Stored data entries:
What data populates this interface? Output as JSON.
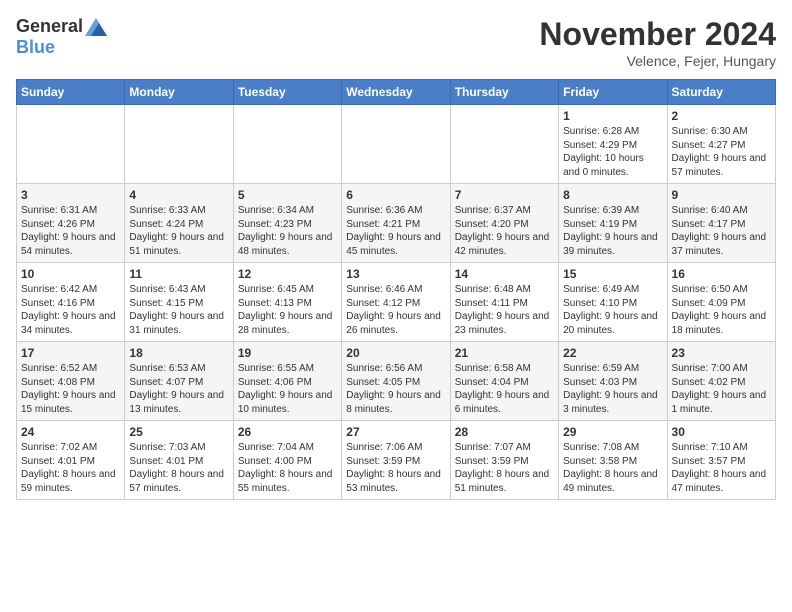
{
  "header": {
    "logo_general": "General",
    "logo_blue": "Blue",
    "month_title": "November 2024",
    "location": "Velence, Fejer, Hungary"
  },
  "days_of_week": [
    "Sunday",
    "Monday",
    "Tuesday",
    "Wednesday",
    "Thursday",
    "Friday",
    "Saturday"
  ],
  "weeks": [
    [
      {
        "day": "",
        "info": ""
      },
      {
        "day": "",
        "info": ""
      },
      {
        "day": "",
        "info": ""
      },
      {
        "day": "",
        "info": ""
      },
      {
        "day": "",
        "info": ""
      },
      {
        "day": "1",
        "info": "Sunrise: 6:28 AM\nSunset: 4:29 PM\nDaylight: 10 hours and 0 minutes."
      },
      {
        "day": "2",
        "info": "Sunrise: 6:30 AM\nSunset: 4:27 PM\nDaylight: 9 hours and 57 minutes."
      }
    ],
    [
      {
        "day": "3",
        "info": "Sunrise: 6:31 AM\nSunset: 4:26 PM\nDaylight: 9 hours and 54 minutes."
      },
      {
        "day": "4",
        "info": "Sunrise: 6:33 AM\nSunset: 4:24 PM\nDaylight: 9 hours and 51 minutes."
      },
      {
        "day": "5",
        "info": "Sunrise: 6:34 AM\nSunset: 4:23 PM\nDaylight: 9 hours and 48 minutes."
      },
      {
        "day": "6",
        "info": "Sunrise: 6:36 AM\nSunset: 4:21 PM\nDaylight: 9 hours and 45 minutes."
      },
      {
        "day": "7",
        "info": "Sunrise: 6:37 AM\nSunset: 4:20 PM\nDaylight: 9 hours and 42 minutes."
      },
      {
        "day": "8",
        "info": "Sunrise: 6:39 AM\nSunset: 4:19 PM\nDaylight: 9 hours and 39 minutes."
      },
      {
        "day": "9",
        "info": "Sunrise: 6:40 AM\nSunset: 4:17 PM\nDaylight: 9 hours and 37 minutes."
      }
    ],
    [
      {
        "day": "10",
        "info": "Sunrise: 6:42 AM\nSunset: 4:16 PM\nDaylight: 9 hours and 34 minutes."
      },
      {
        "day": "11",
        "info": "Sunrise: 6:43 AM\nSunset: 4:15 PM\nDaylight: 9 hours and 31 minutes."
      },
      {
        "day": "12",
        "info": "Sunrise: 6:45 AM\nSunset: 4:13 PM\nDaylight: 9 hours and 28 minutes."
      },
      {
        "day": "13",
        "info": "Sunrise: 6:46 AM\nSunset: 4:12 PM\nDaylight: 9 hours and 26 minutes."
      },
      {
        "day": "14",
        "info": "Sunrise: 6:48 AM\nSunset: 4:11 PM\nDaylight: 9 hours and 23 minutes."
      },
      {
        "day": "15",
        "info": "Sunrise: 6:49 AM\nSunset: 4:10 PM\nDaylight: 9 hours and 20 minutes."
      },
      {
        "day": "16",
        "info": "Sunrise: 6:50 AM\nSunset: 4:09 PM\nDaylight: 9 hours and 18 minutes."
      }
    ],
    [
      {
        "day": "17",
        "info": "Sunrise: 6:52 AM\nSunset: 4:08 PM\nDaylight: 9 hours and 15 minutes."
      },
      {
        "day": "18",
        "info": "Sunrise: 6:53 AM\nSunset: 4:07 PM\nDaylight: 9 hours and 13 minutes."
      },
      {
        "day": "19",
        "info": "Sunrise: 6:55 AM\nSunset: 4:06 PM\nDaylight: 9 hours and 10 minutes."
      },
      {
        "day": "20",
        "info": "Sunrise: 6:56 AM\nSunset: 4:05 PM\nDaylight: 9 hours and 8 minutes."
      },
      {
        "day": "21",
        "info": "Sunrise: 6:58 AM\nSunset: 4:04 PM\nDaylight: 9 hours and 6 minutes."
      },
      {
        "day": "22",
        "info": "Sunrise: 6:59 AM\nSunset: 4:03 PM\nDaylight: 9 hours and 3 minutes."
      },
      {
        "day": "23",
        "info": "Sunrise: 7:00 AM\nSunset: 4:02 PM\nDaylight: 9 hours and 1 minute."
      }
    ],
    [
      {
        "day": "24",
        "info": "Sunrise: 7:02 AM\nSunset: 4:01 PM\nDaylight: 8 hours and 59 minutes."
      },
      {
        "day": "25",
        "info": "Sunrise: 7:03 AM\nSunset: 4:01 PM\nDaylight: 8 hours and 57 minutes."
      },
      {
        "day": "26",
        "info": "Sunrise: 7:04 AM\nSunset: 4:00 PM\nDaylight: 8 hours and 55 minutes."
      },
      {
        "day": "27",
        "info": "Sunrise: 7:06 AM\nSunset: 3:59 PM\nDaylight: 8 hours and 53 minutes."
      },
      {
        "day": "28",
        "info": "Sunrise: 7:07 AM\nSunset: 3:59 PM\nDaylight: 8 hours and 51 minutes."
      },
      {
        "day": "29",
        "info": "Sunrise: 7:08 AM\nSunset: 3:58 PM\nDaylight: 8 hours and 49 minutes."
      },
      {
        "day": "30",
        "info": "Sunrise: 7:10 AM\nSunset: 3:57 PM\nDaylight: 8 hours and 47 minutes."
      }
    ]
  ]
}
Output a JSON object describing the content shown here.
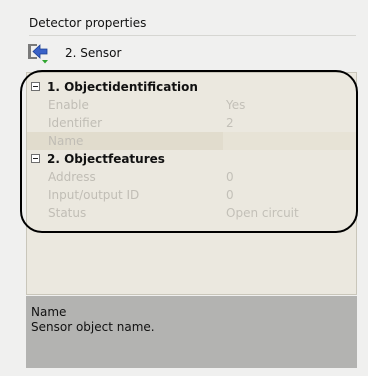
{
  "panel": {
    "title": "Detector properties"
  },
  "object": {
    "icon": "sensor-exit-icon",
    "label": "2. Sensor"
  },
  "property_grid": {
    "categories": [
      {
        "label": "1. Objectidentification",
        "rows": [
          {
            "name": "Enable",
            "value": "Yes"
          },
          {
            "name": "Identifier",
            "value": "2"
          },
          {
            "name": "Name",
            "value": ""
          }
        ]
      },
      {
        "label": "2. Objectfeatures",
        "rows": [
          {
            "name": "Address",
            "value": "0"
          },
          {
            "name": "Input/output ID",
            "value": "0"
          },
          {
            "name": "Status",
            "value": "Open circuit"
          }
        ]
      }
    ]
  },
  "description": {
    "title": "Name",
    "text": "Sensor object name."
  },
  "colors": {
    "grid_bg": "#ebe8df",
    "desc_bg": "#b3b3b1",
    "selected_row": "#e1dccd"
  }
}
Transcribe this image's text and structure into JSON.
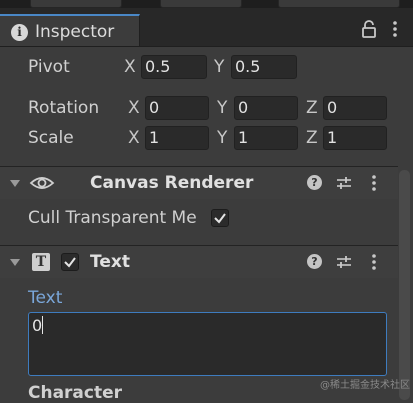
{
  "inspector": {
    "tab_title": "Inspector",
    "tab_icon": "info-icon",
    "lock_icon": "lock-icon",
    "menu_icon": "kebab-menu-icon"
  },
  "transform": {
    "pivot": {
      "label": "Pivot",
      "x_label": "X",
      "x": "0.5",
      "y_label": "Y",
      "y": "0.5"
    },
    "rotation": {
      "label": "Rotation",
      "x_label": "X",
      "x": "0",
      "y_label": "Y",
      "y": "0",
      "z_label": "Z",
      "z": "0"
    },
    "scale": {
      "label": "Scale",
      "x_label": "X",
      "x": "1",
      "y_label": "Y",
      "y": "1",
      "z_label": "Z",
      "z": "1"
    }
  },
  "canvas_renderer": {
    "title": "Canvas Renderer",
    "icon": "eye-icon",
    "cull_label": "Cull Transparent Me",
    "cull_checked": true,
    "help_icon": "help-icon",
    "preset_icon": "presets-icon",
    "menu_icon": "kebab-menu-icon"
  },
  "text_component": {
    "title": "Text",
    "icon": "text-t-icon",
    "enabled": true,
    "text_label": "Text",
    "text_value": "0",
    "character_label": "Character",
    "help_icon": "help-icon",
    "preset_icon": "presets-icon",
    "menu_icon": "kebab-menu-icon"
  },
  "watermark": "@稀土掘金技术社区",
  "colors": {
    "background": "#3c3c3c",
    "field": "#2a2a2a",
    "accent_blue": "#4a88c7",
    "label_highlight": "#7aa7da"
  }
}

Written problem:
Keep every word of the data as it is when you write it out, but drop the pictures.

Output of the task:
What data populates this interface? Output as JSON.
{
  "header": {
    "logo_general": "General",
    "logo_blue": "Blue",
    "month_title": "November 2024",
    "location": "Velence, Fejer, Hungary"
  },
  "days_of_week": [
    "Sunday",
    "Monday",
    "Tuesday",
    "Wednesday",
    "Thursday",
    "Friday",
    "Saturday"
  ],
  "weeks": [
    [
      {
        "day": "",
        "info": ""
      },
      {
        "day": "",
        "info": ""
      },
      {
        "day": "",
        "info": ""
      },
      {
        "day": "",
        "info": ""
      },
      {
        "day": "",
        "info": ""
      },
      {
        "day": "1",
        "info": "Sunrise: 6:28 AM\nSunset: 4:29 PM\nDaylight: 10 hours and 0 minutes."
      },
      {
        "day": "2",
        "info": "Sunrise: 6:30 AM\nSunset: 4:27 PM\nDaylight: 9 hours and 57 minutes."
      }
    ],
    [
      {
        "day": "3",
        "info": "Sunrise: 6:31 AM\nSunset: 4:26 PM\nDaylight: 9 hours and 54 minutes."
      },
      {
        "day": "4",
        "info": "Sunrise: 6:33 AM\nSunset: 4:24 PM\nDaylight: 9 hours and 51 minutes."
      },
      {
        "day": "5",
        "info": "Sunrise: 6:34 AM\nSunset: 4:23 PM\nDaylight: 9 hours and 48 minutes."
      },
      {
        "day": "6",
        "info": "Sunrise: 6:36 AM\nSunset: 4:21 PM\nDaylight: 9 hours and 45 minutes."
      },
      {
        "day": "7",
        "info": "Sunrise: 6:37 AM\nSunset: 4:20 PM\nDaylight: 9 hours and 42 minutes."
      },
      {
        "day": "8",
        "info": "Sunrise: 6:39 AM\nSunset: 4:19 PM\nDaylight: 9 hours and 39 minutes."
      },
      {
        "day": "9",
        "info": "Sunrise: 6:40 AM\nSunset: 4:17 PM\nDaylight: 9 hours and 37 minutes."
      }
    ],
    [
      {
        "day": "10",
        "info": "Sunrise: 6:42 AM\nSunset: 4:16 PM\nDaylight: 9 hours and 34 minutes."
      },
      {
        "day": "11",
        "info": "Sunrise: 6:43 AM\nSunset: 4:15 PM\nDaylight: 9 hours and 31 minutes."
      },
      {
        "day": "12",
        "info": "Sunrise: 6:45 AM\nSunset: 4:13 PM\nDaylight: 9 hours and 28 minutes."
      },
      {
        "day": "13",
        "info": "Sunrise: 6:46 AM\nSunset: 4:12 PM\nDaylight: 9 hours and 26 minutes."
      },
      {
        "day": "14",
        "info": "Sunrise: 6:48 AM\nSunset: 4:11 PM\nDaylight: 9 hours and 23 minutes."
      },
      {
        "day": "15",
        "info": "Sunrise: 6:49 AM\nSunset: 4:10 PM\nDaylight: 9 hours and 20 minutes."
      },
      {
        "day": "16",
        "info": "Sunrise: 6:50 AM\nSunset: 4:09 PM\nDaylight: 9 hours and 18 minutes."
      }
    ],
    [
      {
        "day": "17",
        "info": "Sunrise: 6:52 AM\nSunset: 4:08 PM\nDaylight: 9 hours and 15 minutes."
      },
      {
        "day": "18",
        "info": "Sunrise: 6:53 AM\nSunset: 4:07 PM\nDaylight: 9 hours and 13 minutes."
      },
      {
        "day": "19",
        "info": "Sunrise: 6:55 AM\nSunset: 4:06 PM\nDaylight: 9 hours and 10 minutes."
      },
      {
        "day": "20",
        "info": "Sunrise: 6:56 AM\nSunset: 4:05 PM\nDaylight: 9 hours and 8 minutes."
      },
      {
        "day": "21",
        "info": "Sunrise: 6:58 AM\nSunset: 4:04 PM\nDaylight: 9 hours and 6 minutes."
      },
      {
        "day": "22",
        "info": "Sunrise: 6:59 AM\nSunset: 4:03 PM\nDaylight: 9 hours and 3 minutes."
      },
      {
        "day": "23",
        "info": "Sunrise: 7:00 AM\nSunset: 4:02 PM\nDaylight: 9 hours and 1 minute."
      }
    ],
    [
      {
        "day": "24",
        "info": "Sunrise: 7:02 AM\nSunset: 4:01 PM\nDaylight: 8 hours and 59 minutes."
      },
      {
        "day": "25",
        "info": "Sunrise: 7:03 AM\nSunset: 4:01 PM\nDaylight: 8 hours and 57 minutes."
      },
      {
        "day": "26",
        "info": "Sunrise: 7:04 AM\nSunset: 4:00 PM\nDaylight: 8 hours and 55 minutes."
      },
      {
        "day": "27",
        "info": "Sunrise: 7:06 AM\nSunset: 3:59 PM\nDaylight: 8 hours and 53 minutes."
      },
      {
        "day": "28",
        "info": "Sunrise: 7:07 AM\nSunset: 3:59 PM\nDaylight: 8 hours and 51 minutes."
      },
      {
        "day": "29",
        "info": "Sunrise: 7:08 AM\nSunset: 3:58 PM\nDaylight: 8 hours and 49 minutes."
      },
      {
        "day": "30",
        "info": "Sunrise: 7:10 AM\nSunset: 3:57 PM\nDaylight: 8 hours and 47 minutes."
      }
    ]
  ]
}
Output a JSON object describing the content shown here.
{
  "panel": {
    "title": "Detector properties"
  },
  "object": {
    "icon": "sensor-exit-icon",
    "label": "2. Sensor"
  },
  "property_grid": {
    "categories": [
      {
        "label": "1. Objectidentification",
        "rows": [
          {
            "name": "Enable",
            "value": "Yes"
          },
          {
            "name": "Identifier",
            "value": "2"
          },
          {
            "name": "Name",
            "value": ""
          }
        ]
      },
      {
        "label": "2. Objectfeatures",
        "rows": [
          {
            "name": "Address",
            "value": "0"
          },
          {
            "name": "Input/output ID",
            "value": "0"
          },
          {
            "name": "Status",
            "value": "Open circuit"
          }
        ]
      }
    ]
  },
  "description": {
    "title": "Name",
    "text": "Sensor object name."
  },
  "colors": {
    "grid_bg": "#ebe8df",
    "desc_bg": "#b3b3b1",
    "selected_row": "#e1dccd"
  }
}
Transcribe this image's text and structure into JSON.
{
  "inspector": {
    "tab_title": "Inspector",
    "tab_icon": "info-icon",
    "lock_icon": "lock-icon",
    "menu_icon": "kebab-menu-icon"
  },
  "transform": {
    "pivot": {
      "label": "Pivot",
      "x_label": "X",
      "x": "0.5",
      "y_label": "Y",
      "y": "0.5"
    },
    "rotation": {
      "label": "Rotation",
      "x_label": "X",
      "x": "0",
      "y_label": "Y",
      "y": "0",
      "z_label": "Z",
      "z": "0"
    },
    "scale": {
      "label": "Scale",
      "x_label": "X",
      "x": "1",
      "y_label": "Y",
      "y": "1",
      "z_label": "Z",
      "z": "1"
    }
  },
  "canvas_renderer": {
    "title": "Canvas Renderer",
    "icon": "eye-icon",
    "cull_label": "Cull Transparent Me",
    "cull_checked": true,
    "help_icon": "help-icon",
    "preset_icon": "presets-icon",
    "menu_icon": "kebab-menu-icon"
  },
  "text_component": {
    "title": "Text",
    "icon": "text-t-icon",
    "enabled": true,
    "text_label": "Text",
    "text_value": "0",
    "character_label": "Character",
    "help_icon": "help-icon",
    "preset_icon": "presets-icon",
    "menu_icon": "kebab-menu-icon"
  },
  "watermark": "@稀土掘金技术社区",
  "colors": {
    "background": "#3c3c3c",
    "field": "#2a2a2a",
    "accent_blue": "#4a88c7",
    "label_highlight": "#7aa7da"
  }
}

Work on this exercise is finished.